Reproduce every one of the following lines verbatim, keeping each character and the order unchanged.
* * *
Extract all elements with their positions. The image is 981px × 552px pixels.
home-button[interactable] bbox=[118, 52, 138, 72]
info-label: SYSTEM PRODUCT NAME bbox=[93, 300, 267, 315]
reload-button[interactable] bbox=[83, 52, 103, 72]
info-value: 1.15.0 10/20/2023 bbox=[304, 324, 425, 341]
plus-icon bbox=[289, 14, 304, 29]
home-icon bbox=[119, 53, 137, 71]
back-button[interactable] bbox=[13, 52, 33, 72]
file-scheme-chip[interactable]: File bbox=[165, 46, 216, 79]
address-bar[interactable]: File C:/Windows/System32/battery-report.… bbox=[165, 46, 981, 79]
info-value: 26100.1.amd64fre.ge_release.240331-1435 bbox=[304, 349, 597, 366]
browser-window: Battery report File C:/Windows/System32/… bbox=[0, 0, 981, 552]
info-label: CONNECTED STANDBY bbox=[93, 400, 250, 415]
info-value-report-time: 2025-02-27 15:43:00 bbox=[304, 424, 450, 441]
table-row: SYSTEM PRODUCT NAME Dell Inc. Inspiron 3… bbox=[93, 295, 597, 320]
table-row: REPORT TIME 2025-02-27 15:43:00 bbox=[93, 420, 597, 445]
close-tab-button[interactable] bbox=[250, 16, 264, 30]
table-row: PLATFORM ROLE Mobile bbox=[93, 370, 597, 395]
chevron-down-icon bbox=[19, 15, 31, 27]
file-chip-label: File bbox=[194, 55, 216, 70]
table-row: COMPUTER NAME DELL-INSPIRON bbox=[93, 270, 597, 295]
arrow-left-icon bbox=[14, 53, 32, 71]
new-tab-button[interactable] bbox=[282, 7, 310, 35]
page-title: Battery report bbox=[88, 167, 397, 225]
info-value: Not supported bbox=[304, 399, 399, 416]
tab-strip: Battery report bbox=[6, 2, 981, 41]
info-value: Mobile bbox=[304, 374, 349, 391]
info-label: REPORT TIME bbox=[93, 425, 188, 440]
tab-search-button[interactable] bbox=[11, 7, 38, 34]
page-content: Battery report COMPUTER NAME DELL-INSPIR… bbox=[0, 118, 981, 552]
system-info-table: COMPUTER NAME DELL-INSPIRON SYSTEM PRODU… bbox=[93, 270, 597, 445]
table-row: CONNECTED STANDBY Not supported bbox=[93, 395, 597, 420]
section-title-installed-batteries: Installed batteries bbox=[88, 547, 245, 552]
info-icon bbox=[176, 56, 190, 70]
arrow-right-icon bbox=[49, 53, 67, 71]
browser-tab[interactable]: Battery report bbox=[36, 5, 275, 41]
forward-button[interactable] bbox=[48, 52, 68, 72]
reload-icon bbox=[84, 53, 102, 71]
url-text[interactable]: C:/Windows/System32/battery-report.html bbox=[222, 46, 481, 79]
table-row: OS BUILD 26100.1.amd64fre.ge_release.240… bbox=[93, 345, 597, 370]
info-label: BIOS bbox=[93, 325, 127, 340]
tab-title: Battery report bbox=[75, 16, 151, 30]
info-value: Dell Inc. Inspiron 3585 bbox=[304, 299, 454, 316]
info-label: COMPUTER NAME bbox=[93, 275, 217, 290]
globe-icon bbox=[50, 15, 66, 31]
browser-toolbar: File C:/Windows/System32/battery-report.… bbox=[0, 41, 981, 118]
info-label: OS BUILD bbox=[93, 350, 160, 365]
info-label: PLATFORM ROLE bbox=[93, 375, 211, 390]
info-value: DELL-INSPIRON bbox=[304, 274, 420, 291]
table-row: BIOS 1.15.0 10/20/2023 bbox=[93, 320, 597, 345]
* * *
# FULL RESPONSE
Extract all elements with their positions. The image is 981px × 552px pixels.
home-button[interactable] bbox=[118, 52, 138, 72]
info-label: SYSTEM PRODUCT NAME bbox=[93, 300, 267, 315]
reload-button[interactable] bbox=[83, 52, 103, 72]
info-value: 1.15.0 10/20/2023 bbox=[304, 324, 425, 341]
plus-icon bbox=[289, 14, 304, 29]
home-icon bbox=[119, 53, 137, 71]
back-button[interactable] bbox=[13, 52, 33, 72]
file-scheme-chip[interactable]: File bbox=[165, 46, 216, 79]
address-bar[interactable]: File C:/Windows/System32/battery-report.… bbox=[165, 46, 981, 79]
info-value: 26100.1.amd64fre.ge_release.240331-1435 bbox=[304, 349, 597, 366]
browser-window: Battery report File C:/Windows/System32/… bbox=[0, 0, 981, 552]
info-label: CONNECTED STANDBY bbox=[93, 400, 250, 415]
info-value-report-time: 2025-02-27 15:43:00 bbox=[304, 424, 450, 441]
table-row: SYSTEM PRODUCT NAME Dell Inc. Inspiron 3… bbox=[93, 295, 597, 320]
table-row: REPORT TIME 2025-02-27 15:43:00 bbox=[93, 420, 597, 445]
close-tab-button[interactable] bbox=[250, 16, 264, 30]
table-row: PLATFORM ROLE Mobile bbox=[93, 370, 597, 395]
chevron-down-icon bbox=[19, 15, 31, 27]
file-chip-label: File bbox=[194, 55, 216, 70]
table-row: COMPUTER NAME DELL-INSPIRON bbox=[93, 270, 597, 295]
arrow-left-icon bbox=[14, 53, 32, 71]
new-tab-button[interactable] bbox=[282, 7, 310, 35]
page-title: Battery report bbox=[88, 167, 397, 225]
info-value: Not supported bbox=[304, 399, 399, 416]
tab-strip: Battery report bbox=[6, 2, 981, 41]
info-value: Mobile bbox=[304, 374, 349, 391]
info-label: REPORT TIME bbox=[93, 425, 188, 440]
tab-search-button[interactable] bbox=[11, 7, 38, 34]
page-content: Battery report COMPUTER NAME DELL-INSPIR… bbox=[0, 118, 981, 552]
system-info-table: COMPUTER NAME DELL-INSPIRON SYSTEM PRODU… bbox=[93, 270, 597, 445]
table-row: CONNECTED STANDBY Not supported bbox=[93, 395, 597, 420]
section-title-installed-batteries: Installed batteries bbox=[88, 547, 245, 552]
info-icon bbox=[176, 56, 190, 70]
arrow-right-icon bbox=[49, 53, 67, 71]
browser-tab[interactable]: Battery report bbox=[36, 5, 275, 41]
forward-button[interactable] bbox=[48, 52, 68, 72]
reload-icon bbox=[84, 53, 102, 71]
url-text[interactable]: C:/Windows/System32/battery-report.html bbox=[222, 46, 481, 79]
table-row: OS BUILD 26100.1.amd64fre.ge_release.240… bbox=[93, 345, 597, 370]
info-label: BIOS bbox=[93, 325, 127, 340]
tab-title: Battery report bbox=[75, 16, 151, 30]
info-value: Dell Inc. Inspiron 3585 bbox=[304, 299, 454, 316]
info-label: COMPUTER NAME bbox=[93, 275, 217, 290]
globe-icon bbox=[50, 15, 66, 31]
browser-toolbar: File C:/Windows/System32/battery-report.… bbox=[0, 41, 981, 118]
info-label: OS BUILD bbox=[93, 350, 160, 365]
info-label: PLATFORM ROLE bbox=[93, 375, 211, 390]
info-value: DELL-INSPIRON bbox=[304, 274, 420, 291]
table-row: BIOS 1.15.0 10/20/2023 bbox=[93, 320, 597, 345]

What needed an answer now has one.